[Stored items from a collection]
※

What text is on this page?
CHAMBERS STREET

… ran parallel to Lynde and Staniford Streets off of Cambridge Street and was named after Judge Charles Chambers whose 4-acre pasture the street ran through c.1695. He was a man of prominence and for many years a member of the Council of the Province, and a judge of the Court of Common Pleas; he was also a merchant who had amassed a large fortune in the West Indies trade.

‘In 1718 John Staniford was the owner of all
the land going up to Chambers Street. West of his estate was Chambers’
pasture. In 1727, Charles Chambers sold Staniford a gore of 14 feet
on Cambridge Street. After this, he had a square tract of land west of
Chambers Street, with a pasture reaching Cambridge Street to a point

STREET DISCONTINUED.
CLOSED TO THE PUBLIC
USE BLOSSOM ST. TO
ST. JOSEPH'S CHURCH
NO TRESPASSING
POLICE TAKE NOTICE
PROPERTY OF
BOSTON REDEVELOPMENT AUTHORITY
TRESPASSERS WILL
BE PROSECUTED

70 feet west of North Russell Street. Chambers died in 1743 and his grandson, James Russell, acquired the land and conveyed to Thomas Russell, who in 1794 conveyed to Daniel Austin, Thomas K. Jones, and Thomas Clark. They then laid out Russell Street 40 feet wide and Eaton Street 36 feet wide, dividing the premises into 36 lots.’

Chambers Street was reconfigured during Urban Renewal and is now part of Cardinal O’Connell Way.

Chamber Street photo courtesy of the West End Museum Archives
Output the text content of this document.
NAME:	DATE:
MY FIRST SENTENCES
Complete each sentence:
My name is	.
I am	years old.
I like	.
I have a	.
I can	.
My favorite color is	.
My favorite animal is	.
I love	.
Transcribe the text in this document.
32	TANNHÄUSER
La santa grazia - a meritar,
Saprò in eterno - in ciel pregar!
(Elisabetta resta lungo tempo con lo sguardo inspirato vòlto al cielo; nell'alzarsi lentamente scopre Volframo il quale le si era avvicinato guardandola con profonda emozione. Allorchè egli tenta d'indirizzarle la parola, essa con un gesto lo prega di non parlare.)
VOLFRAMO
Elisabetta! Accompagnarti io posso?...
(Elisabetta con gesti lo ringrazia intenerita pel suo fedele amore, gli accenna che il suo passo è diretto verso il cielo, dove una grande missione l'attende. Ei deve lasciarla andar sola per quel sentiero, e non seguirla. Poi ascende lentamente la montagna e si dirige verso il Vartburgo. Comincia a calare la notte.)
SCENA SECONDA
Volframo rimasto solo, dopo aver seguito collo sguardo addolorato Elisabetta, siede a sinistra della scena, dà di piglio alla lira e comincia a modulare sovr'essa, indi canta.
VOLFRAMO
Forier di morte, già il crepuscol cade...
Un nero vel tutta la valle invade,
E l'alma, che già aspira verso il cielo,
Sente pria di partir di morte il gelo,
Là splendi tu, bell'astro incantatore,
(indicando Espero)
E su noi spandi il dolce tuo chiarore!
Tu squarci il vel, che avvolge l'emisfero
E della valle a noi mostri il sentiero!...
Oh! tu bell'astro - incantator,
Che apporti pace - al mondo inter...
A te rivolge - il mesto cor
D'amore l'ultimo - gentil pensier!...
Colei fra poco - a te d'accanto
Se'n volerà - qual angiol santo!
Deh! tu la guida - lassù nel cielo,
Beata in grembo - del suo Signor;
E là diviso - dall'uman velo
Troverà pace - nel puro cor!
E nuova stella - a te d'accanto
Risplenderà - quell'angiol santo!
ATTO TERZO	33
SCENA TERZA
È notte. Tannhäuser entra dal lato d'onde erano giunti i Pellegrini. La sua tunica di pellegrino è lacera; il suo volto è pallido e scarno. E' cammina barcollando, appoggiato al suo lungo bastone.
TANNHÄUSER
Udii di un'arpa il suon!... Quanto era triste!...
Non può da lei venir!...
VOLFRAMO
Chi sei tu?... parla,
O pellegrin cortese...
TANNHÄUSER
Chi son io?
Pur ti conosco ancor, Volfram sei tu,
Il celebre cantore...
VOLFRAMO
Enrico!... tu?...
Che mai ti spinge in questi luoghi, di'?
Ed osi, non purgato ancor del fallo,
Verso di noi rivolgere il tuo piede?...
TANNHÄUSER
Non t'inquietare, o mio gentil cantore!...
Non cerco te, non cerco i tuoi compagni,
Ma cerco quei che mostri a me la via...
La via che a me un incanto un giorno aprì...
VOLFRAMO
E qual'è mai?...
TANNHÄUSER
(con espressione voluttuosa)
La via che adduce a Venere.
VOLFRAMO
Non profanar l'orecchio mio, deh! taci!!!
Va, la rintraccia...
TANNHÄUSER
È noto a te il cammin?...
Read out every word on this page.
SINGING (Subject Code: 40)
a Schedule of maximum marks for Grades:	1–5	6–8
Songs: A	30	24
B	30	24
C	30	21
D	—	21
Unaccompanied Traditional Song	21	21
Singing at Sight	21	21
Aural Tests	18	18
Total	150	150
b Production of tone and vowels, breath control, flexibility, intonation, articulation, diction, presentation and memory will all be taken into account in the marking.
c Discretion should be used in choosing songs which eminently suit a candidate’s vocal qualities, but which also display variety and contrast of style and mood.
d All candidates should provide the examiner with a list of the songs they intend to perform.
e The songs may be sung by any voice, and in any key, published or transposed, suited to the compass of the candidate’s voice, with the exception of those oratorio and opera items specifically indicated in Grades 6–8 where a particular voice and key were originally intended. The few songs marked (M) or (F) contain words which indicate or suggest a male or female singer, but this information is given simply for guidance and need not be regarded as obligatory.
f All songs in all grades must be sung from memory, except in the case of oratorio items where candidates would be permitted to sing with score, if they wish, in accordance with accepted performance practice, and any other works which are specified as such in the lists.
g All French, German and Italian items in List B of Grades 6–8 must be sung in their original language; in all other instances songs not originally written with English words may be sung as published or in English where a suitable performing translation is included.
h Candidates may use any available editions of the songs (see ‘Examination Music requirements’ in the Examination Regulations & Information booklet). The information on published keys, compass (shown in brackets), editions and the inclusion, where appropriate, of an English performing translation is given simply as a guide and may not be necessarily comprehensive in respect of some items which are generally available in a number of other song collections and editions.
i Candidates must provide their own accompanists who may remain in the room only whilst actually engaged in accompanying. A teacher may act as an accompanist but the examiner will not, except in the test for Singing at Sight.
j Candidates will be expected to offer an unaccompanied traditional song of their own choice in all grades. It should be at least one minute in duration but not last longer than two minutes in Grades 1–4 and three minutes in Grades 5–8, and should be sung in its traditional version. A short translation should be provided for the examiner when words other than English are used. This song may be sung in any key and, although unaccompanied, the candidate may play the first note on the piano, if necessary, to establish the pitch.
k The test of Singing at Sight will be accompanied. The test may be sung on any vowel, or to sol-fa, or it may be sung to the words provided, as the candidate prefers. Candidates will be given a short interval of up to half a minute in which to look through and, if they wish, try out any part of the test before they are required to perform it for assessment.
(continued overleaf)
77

※

Extract the listing in its entirety, matching it exactly.

What text is on this page?
CHAMBERS STREET

… ran parallel to Lynde and Staniford Streets off of Cambridge Street and was named after Judge Charles Chambers whose 4-acre pasture the street ran through c.1695. He was a man of prominence and for many years a member of the Council of the Province, and a judge of the Court of Common Pleas; he was also a merchant who had amassed a large fortune in the West Indies trade.

‘In 1718 John Staniford was the owner of all
the land going up to Chambers Street. West of his estate was Chambers’
pasture. In 1727, Charles Chambers sold Staniford a gore of 14 feet
on Cambridge Street. After this, he had a square tract of land west of
Chambers Street, with a pasture reaching Cambridge Street to a point

STREET DISCONTINUED.
CLOSED TO THE PUBLIC
USE BLOSSOM ST. TO
ST. JOSEPH'S CHURCH
NO TRESPASSING
POLICE TAKE NOTICE
PROPERTY OF
BOSTON REDEVELOPMENT AUTHORITY
TRESPASSERS WILL
BE PROSECUTED

70 feet west of North Russell Street. Chambers died in 1743 and his grandson, James Russell, acquired the land and conveyed to Thomas Russell, who in 1794 conveyed to Daniel Austin, Thomas K. Jones, and Thomas Clark. They then laid out Russell Street 40 feet wide and Eaton Street 36 feet wide, dividing the premises into 36 lots.’

Chambers Street was reconfigured during Urban Renewal and is now part of Cardinal O’Connell Way.

Chamber Street photo courtesy of the West End Museum Archives
Output the text content of this document.
NAME:	DATE:
MY FIRST SENTENCES
Complete each sentence:
My name is	.
I am	years old.
I like	.
I have a	.
I can	.
My favorite color is	.
My favorite animal is	.
I love	.
Transcribe the text in this document.
32	TANNHÄUSER
La santa grazia - a meritar,
Saprò in eterno - in ciel pregar!
(Elisabetta resta lungo tempo con lo sguardo inspirato vòlto al cielo; nell'alzarsi lentamente scopre Volframo il quale le si era avvicinato guardandola con profonda emozione. Allorchè egli tenta d'indirizzarle la parola, essa con un gesto lo prega di non parlare.)
VOLFRAMO
Elisabetta! Accompagnarti io posso?...
(Elisabetta con gesti lo ringrazia intenerita pel suo fedele amore, gli accenna che il suo passo è diretto verso il cielo, dove una grande missione l'attende. Ei deve lasciarla andar sola per quel sentiero, e non seguirla. Poi ascende lentamente la montagna e si dirige verso il Vartburgo. Comincia a calare la notte.)
SCENA SECONDA
Volframo rimasto solo, dopo aver seguito collo sguardo addolorato Elisabetta, siede a sinistra della scena, dà di piglio alla lira e comincia a modulare sovr'essa, indi canta.
VOLFRAMO
Forier di morte, già il crepuscol cade...
Un nero vel tutta la valle invade,
E l'alma, che già aspira verso il cielo,
Sente pria di partir di morte il gelo,
Là splendi tu, bell'astro incantatore,
(indicando Espero)
E su noi spandi il dolce tuo chiarore!
Tu squarci il vel, che avvolge l'emisfero
E della valle a noi mostri il sentiero!...
Oh! tu bell'astro - incantator,
Che apporti pace - al mondo inter...
A te rivolge - il mesto cor
D'amore l'ultimo - gentil pensier!...
Colei fra poco - a te d'accanto
Se'n volerà - qual angiol santo!
Deh! tu la guida - lassù nel cielo,
Beata in grembo - del suo Signor;
E là diviso - dall'uman velo
Troverà pace - nel puro cor!
E nuova stella - a te d'accanto
Risplenderà - quell'angiol santo!
ATTO TERZO	33
SCENA TERZA
È notte. Tannhäuser entra dal lato d'onde erano giunti i Pellegrini. La sua tunica di pellegrino è lacera; il suo volto è pallido e scarno. E' cammina barcollando, appoggiato al suo lungo bastone.
TANNHÄUSER
Udii di un'arpa il suon!... Quanto era triste!...
Non può da lei venir!...
VOLFRAMO
Chi sei tu?... parla,
O pellegrin cortese...
TANNHÄUSER
Chi son io?
Pur ti conosco ancor, Volfram sei tu,
Il celebre cantore...
VOLFRAMO
Enrico!... tu?...
Che mai ti spinge in questi luoghi, di'?
Ed osi, non purgato ancor del fallo,
Verso di noi rivolgere il tuo piede?...
TANNHÄUSER
Non t'inquietare, o mio gentil cantore!...
Non cerco te, non cerco i tuoi compagni,
Ma cerco quei che mostri a me la via...
La via che a me un incanto un giorno aprì...
VOLFRAMO
E qual'è mai?...
TANNHÄUSER
(con espressione voluttuosa)
La via che adduce a Venere.
VOLFRAMO
Non profanar l'orecchio mio, deh! taci!!!
Va, la rintraccia...
TANNHÄUSER
È noto a te il cammin?...
Read out every word on this page.
SINGING (Subject Code: 40)
a Schedule of maximum marks for Grades:	1–5	6–8
Songs: A	30	24
B	30	24
C	30	21
D	—	21
Unaccompanied Traditional Song	21	21
Singing at Sight	21	21
Aural Tests	18	18
Total	150	150
b Production of tone and vowels, breath control, flexibility, intonation, articulation, diction, presentation and memory will all be taken into account in the marking.
c Discretion should be used in choosing songs which eminently suit a candidate’s vocal qualities, but which also display variety and contrast of style and mood.
d All candidates should provide the examiner with a list of the songs they intend to perform.
e The songs may be sung by any voice, and in any key, published or transposed, suited to the compass of the candidate’s voice, with the exception of those oratorio and opera items specifically indicated in Grades 6–8 where a particular voice and key were originally intended. The few songs marked (M) or (F) contain words which indicate or suggest a male or female singer, but this information is given simply for guidance and need not be regarded as obligatory.
f All songs in all grades must be sung from memory, except in the case of oratorio items where candidates would be permitted to sing with score, if they wish, in accordance with accepted performance practice, and any other works which are specified as such in the lists.
g All French, German and Italian items in List B of Grades 6–8 must be sung in their original language; in all other instances songs not originally written with English words may be sung as published or in English where a suitable performing translation is included.
h Candidates may use any available editions of the songs (see ‘Examination Music requirements’ in the Examination Regulations & Information booklet). The information on published keys, compass (shown in brackets), editions and the inclusion, where appropriate, of an English performing translation is given simply as a guide and may not be necessarily comprehensive in respect of some items which are generally available in a number of other song collections and editions.
i Candidates must provide their own accompanists who may remain in the room only whilst actually engaged in accompanying. A teacher may act as an accompanist but the examiner will not, except in the test for Singing at Sight.
j Candidates will be expected to offer an unaccompanied traditional song of their own choice in all grades. It should be at least one minute in duration but not last longer than two minutes in Grades 1–4 and three minutes in Grades 5–8, and should be sung in its traditional version. A short translation should be provided for the examiner when words other than English are used. This song may be sung in any key and, although unaccompanied, the candidate may play the first note on the piano, if necessary, to establish the pitch.
k The test of Singing at Sight will be accompanied. The test may be sung on any vowel, or to sol-fa, or it may be sung to the words provided, as the candidate prefers. Candidates will be given a short interval of up to half a minute in which to look through and, if they wish, try out any part of the test before they are required to perform it for assessment.
(continued overleaf)
77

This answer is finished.